__Work required__. Reproduce every entry exactly.

__Dataset content__.
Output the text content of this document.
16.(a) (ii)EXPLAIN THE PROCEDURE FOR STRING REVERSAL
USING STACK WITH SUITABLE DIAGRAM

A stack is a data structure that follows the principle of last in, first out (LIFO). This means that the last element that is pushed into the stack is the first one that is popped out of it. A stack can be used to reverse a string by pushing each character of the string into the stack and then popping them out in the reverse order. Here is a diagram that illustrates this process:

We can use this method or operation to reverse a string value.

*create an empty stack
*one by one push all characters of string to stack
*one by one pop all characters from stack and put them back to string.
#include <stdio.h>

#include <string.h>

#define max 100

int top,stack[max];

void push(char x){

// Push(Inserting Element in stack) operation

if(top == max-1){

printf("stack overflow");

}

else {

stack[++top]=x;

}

__Final result__.
Output the text content of this document.
16.(a) (ii)EXPLAIN THE PROCEDURE FOR STRING REVERSAL
USING STACK WITH SUITABLE DIAGRAM

A stack is a data structure that follows the principle of last in, first out (LIFO). This means that the last element that is pushed into the stack is the first one that is popped out of it. A stack can be used to reverse a string by pushing each character of the string into the stack and then popping them out in the reverse order. Here is a diagram that illustrates this process:

We can use this method or operation to reverse a string value.

*create an empty stack
*one by one push all characters of string to stack
*one by one pop all characters from stack and put them back to string.
#include <stdio.h>

#include <string.h>

#define max 100

int top,stack[max];

void push(char x){

// Push(Inserting Element in stack) operation

if(top == max-1){

printf("stack overflow");

}

else {

stack[++top]=x;

}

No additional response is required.